__DATASET__.
%%
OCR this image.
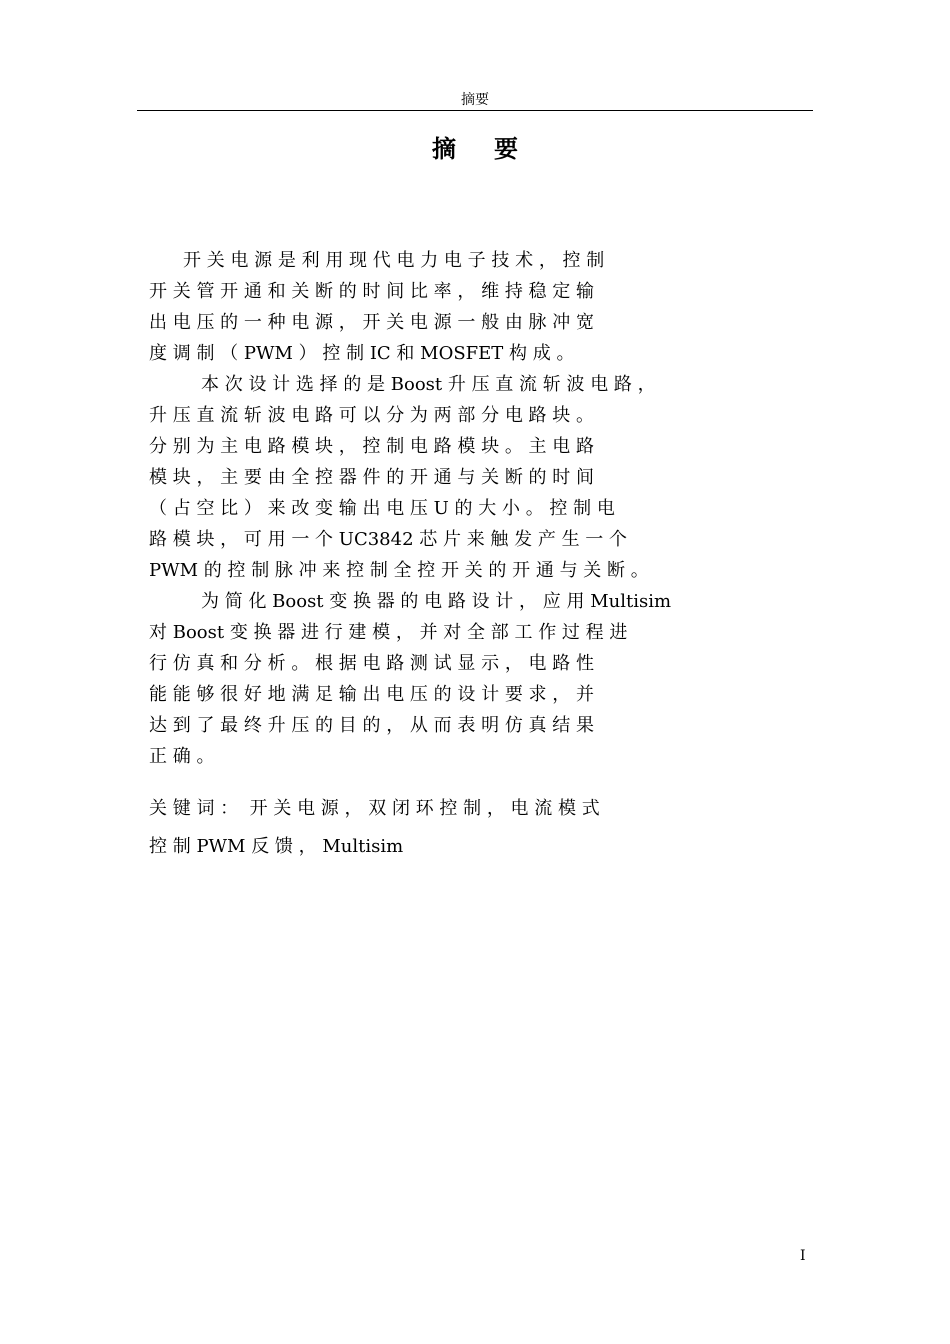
摘要
摘要
开 关 电 源 是 利 用 现 代 电 力 电 子 技 术 ， 控 制
开 关 管 开 通 和 关 断 的 时 间 比 率 ， 维 持 稳 定 输
出 电 压 的 一 种 电 源 ， 开 关 电 源 一 般 由 脉 冲 宽
度 调 制 （ PWM ） 控 制 IC 和 MOSFET 构 成 。
本 次 设 计 选 择 的 是 Boost 升 压 直 流 斩 波 电 路 ，
升 压 直 流 斩 波 电 路 可 以 分 为 两 部 分 电 路 块 。
分 别 为 主 电 路 模 块 ， 控 制 电 路 模 块 。 主 电 路
模 块 ， 主 要 由 全 控 器 件 的 开 通 与 关 断 的 时 间
（ 占 空 比 ） 来 改 变 输 出 电 压 U 的 大 小 。 控 制 电
路 模 块 ， 可 用 一 个 UC3842 芯 片 来 触 发 产 生 一 个
PWM 的 控 制 脉 冲 来 控 制 全 控 开 关 的 开 通 与 关 断 。
为 简 化 Boost 变 换 器 的 电 路 设 计 ， 应 用 Multisim
对 Boost 变 换 器 进 行 建 模 ， 并 对 全 部 工 作 过 程 进
行 仿 真 和 分 析 。 根 据 电 路 测 试 显 示 ， 电 路 性
能 能 够 很 好 地 满 足 输 出 电 压 的 设 计 要 求 ， 并
达 到 了 最 终 升 压 的 目 的 ， 从 而 表 明 仿 真 结 果
正 确 。
关 键 词 ： 开 关 电 源 ， 双 闭 环 控 制 ， 电 流 模 式
控 制 PWM 反 馈 ， Multisim
I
%%
__WRITTEN EXERCISE__. The records shown above are to be repeated exactly, with the pictures left out.

__RESULT FOR THIS TASK__.
OCR this image.
摘要
摘要
开 关 电 源 是 利 用 现 代 电 力 电 子 技 术 ， 控 制
开 关 管 开 通 和 关 断 的 时 间 比 率 ， 维 持 稳 定 输
出 电 压 的 一 种 电 源 ， 开 关 电 源 一 般 由 脉 冲 宽
度 调 制 （ PWM ） 控 制 IC 和 MOSFET 构 成 。
本 次 设 计 选 择 的 是 Boost 升 压 直 流 斩 波 电 路 ，
升 压 直 流 斩 波 电 路 可 以 分 为 两 部 分 电 路 块 。
分 别 为 主 电 路 模 块 ， 控 制 电 路 模 块 。 主 电 路
模 块 ， 主 要 由 全 控 器 件 的 开 通 与 关 断 的 时 间
（ 占 空 比 ） 来 改 变 输 出 电 压 U 的 大 小 。 控 制 电
路 模 块 ， 可 用 一 个 UC3842 芯 片 来 触 发 产 生 一 个
PWM 的 控 制 脉 冲 来 控 制 全 控 开 关 的 开 通 与 关 断 。
为 简 化 Boost 变 换 器 的 电 路 设 计 ， 应 用 Multisim
对 Boost 变 换 器 进 行 建 模 ， 并 对 全 部 工 作 过 程 进
行 仿 真 和 分 析 。 根 据 电 路 测 试 显 示 ， 电 路 性
能 能 够 很 好 地 满 足 输 出 电 压 的 设 计 要 求 ， 并
达 到 了 最 终 升 压 的 目 的 ， 从 而 表 明 仿 真 结 果
正 确 。
关 键 词 ： 开 关 电 源 ， 双 闭 环 控 制 ， 电 流 模 式
控 制 PWM 反 馈 ， Multisim
I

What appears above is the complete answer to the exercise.